Extracted data =>
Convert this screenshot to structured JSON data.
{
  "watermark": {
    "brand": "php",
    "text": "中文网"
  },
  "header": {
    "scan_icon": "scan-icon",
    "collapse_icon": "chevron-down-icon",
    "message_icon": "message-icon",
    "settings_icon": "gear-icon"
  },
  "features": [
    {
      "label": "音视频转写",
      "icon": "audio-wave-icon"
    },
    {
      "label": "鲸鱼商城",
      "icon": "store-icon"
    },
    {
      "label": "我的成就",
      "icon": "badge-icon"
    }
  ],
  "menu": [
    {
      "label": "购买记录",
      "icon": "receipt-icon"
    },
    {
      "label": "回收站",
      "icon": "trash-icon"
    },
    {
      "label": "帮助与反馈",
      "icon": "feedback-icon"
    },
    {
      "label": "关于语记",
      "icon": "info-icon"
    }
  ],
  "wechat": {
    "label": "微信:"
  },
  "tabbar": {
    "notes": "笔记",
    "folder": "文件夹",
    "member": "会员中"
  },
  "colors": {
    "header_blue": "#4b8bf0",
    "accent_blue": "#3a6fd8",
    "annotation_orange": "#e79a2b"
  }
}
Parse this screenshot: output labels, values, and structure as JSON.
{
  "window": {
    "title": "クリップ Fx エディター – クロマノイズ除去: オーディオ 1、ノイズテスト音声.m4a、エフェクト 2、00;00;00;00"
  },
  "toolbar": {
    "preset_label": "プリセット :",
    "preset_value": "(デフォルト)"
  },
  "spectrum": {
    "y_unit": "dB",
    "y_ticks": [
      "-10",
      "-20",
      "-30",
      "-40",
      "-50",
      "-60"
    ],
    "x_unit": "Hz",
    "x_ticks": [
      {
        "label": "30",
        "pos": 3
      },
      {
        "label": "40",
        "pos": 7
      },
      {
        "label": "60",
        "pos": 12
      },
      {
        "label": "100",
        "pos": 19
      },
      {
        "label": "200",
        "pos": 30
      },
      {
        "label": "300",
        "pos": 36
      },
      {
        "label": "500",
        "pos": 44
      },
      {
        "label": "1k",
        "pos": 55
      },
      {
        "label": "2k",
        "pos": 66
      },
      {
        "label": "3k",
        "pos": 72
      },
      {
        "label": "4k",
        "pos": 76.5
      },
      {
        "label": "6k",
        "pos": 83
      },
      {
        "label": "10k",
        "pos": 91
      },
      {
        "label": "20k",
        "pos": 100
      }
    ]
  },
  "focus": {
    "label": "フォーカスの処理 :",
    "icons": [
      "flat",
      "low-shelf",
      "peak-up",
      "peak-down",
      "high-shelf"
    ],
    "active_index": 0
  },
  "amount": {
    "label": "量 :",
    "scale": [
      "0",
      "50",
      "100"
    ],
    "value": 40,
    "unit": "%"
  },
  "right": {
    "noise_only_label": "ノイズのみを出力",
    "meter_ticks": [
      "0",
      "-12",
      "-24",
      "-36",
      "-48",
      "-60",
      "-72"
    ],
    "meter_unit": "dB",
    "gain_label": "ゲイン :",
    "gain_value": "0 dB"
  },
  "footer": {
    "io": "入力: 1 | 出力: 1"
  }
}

Task requirements => Write every record out again, unaltered.

Response =>
Convert this screenshot to structured JSON data.
{
  "watermark": {
    "brand": "php",
    "text": "中文网"
  },
  "header": {
    "scan_icon": "scan-icon",
    "collapse_icon": "chevron-down-icon",
    "message_icon": "message-icon",
    "settings_icon": "gear-icon"
  },
  "features": [
    {
      "label": "音视频转写",
      "icon": "audio-wave-icon"
    },
    {
      "label": "鲸鱼商城",
      "icon": "store-icon"
    },
    {
      "label": "我的成就",
      "icon": "badge-icon"
    }
  ],
  "menu": [
    {
      "label": "购买记录",
      "icon": "receipt-icon"
    },
    {
      "label": "回收站",
      "icon": "trash-icon"
    },
    {
      "label": "帮助与反馈",
      "icon": "feedback-icon"
    },
    {
      "label": "关于语记",
      "icon": "info-icon"
    }
  ],
  "wechat": {
    "label": "微信:"
  },
  "tabbar": {
    "notes": "笔记",
    "folder": "文件夹",
    "member": "会员中"
  },
  "colors": {
    "header_blue": "#4b8bf0",
    "accent_blue": "#3a6fd8",
    "annotation_orange": "#e79a2b"
  }
}
Parse this screenshot: output labels, values, and structure as JSON.
{
  "window": {
    "title": "クリップ Fx エディター – クロマノイズ除去: オーディオ 1、ノイズテスト音声.m4a、エフェクト 2、00;00;00;00"
  },
  "toolbar": {
    "preset_label": "プリセット :",
    "preset_value": "(デフォルト)"
  },
  "spectrum": {
    "y_unit": "dB",
    "y_ticks": [
      "-10",
      "-20",
      "-30",
      "-40",
      "-50",
      "-60"
    ],
    "x_unit": "Hz",
    "x_ticks": [
      {
        "label": "30",
        "pos": 3
      },
      {
        "label": "40",
        "pos": 7
      },
      {
        "label": "60",
        "pos": 12
      },
      {
        "label": "100",
        "pos": 19
      },
      {
        "label": "200",
        "pos": 30
      },
      {
        "label": "300",
        "pos": 36
      },
      {
        "label": "500",
        "pos": 44
      },
      {
        "label": "1k",
        "pos": 55
      },
      {
        "label": "2k",
        "pos": 66
      },
      {
        "label": "3k",
        "pos": 72
      },
      {
        "label": "4k",
        "pos": 76.5
      },
      {
        "label": "6k",
        "pos": 83
      },
      {
        "label": "10k",
        "pos": 91
      },
      {
        "label": "20k",
        "pos": 100
      }
    ]
  },
  "focus": {
    "label": "フォーカスの処理 :",
    "icons": [
      "flat",
      "low-shelf",
      "peak-up",
      "peak-down",
      "high-shelf"
    ],
    "active_index": 0
  },
  "amount": {
    "label": "量 :",
    "scale": [
      "0",
      "50",
      "100"
    ],
    "value": 40,
    "unit": "%"
  },
  "right": {
    "noise_only_label": "ノイズのみを出力",
    "meter_ticks": [
      "0",
      "-12",
      "-24",
      "-36",
      "-48",
      "-60",
      "-72"
    ],
    "meter_unit": "dB",
    "gain_label": "ゲイン :",
    "gain_value": "0 dB"
  },
  "footer": {
    "io": "入力: 1 | 出力: 1"
  }
}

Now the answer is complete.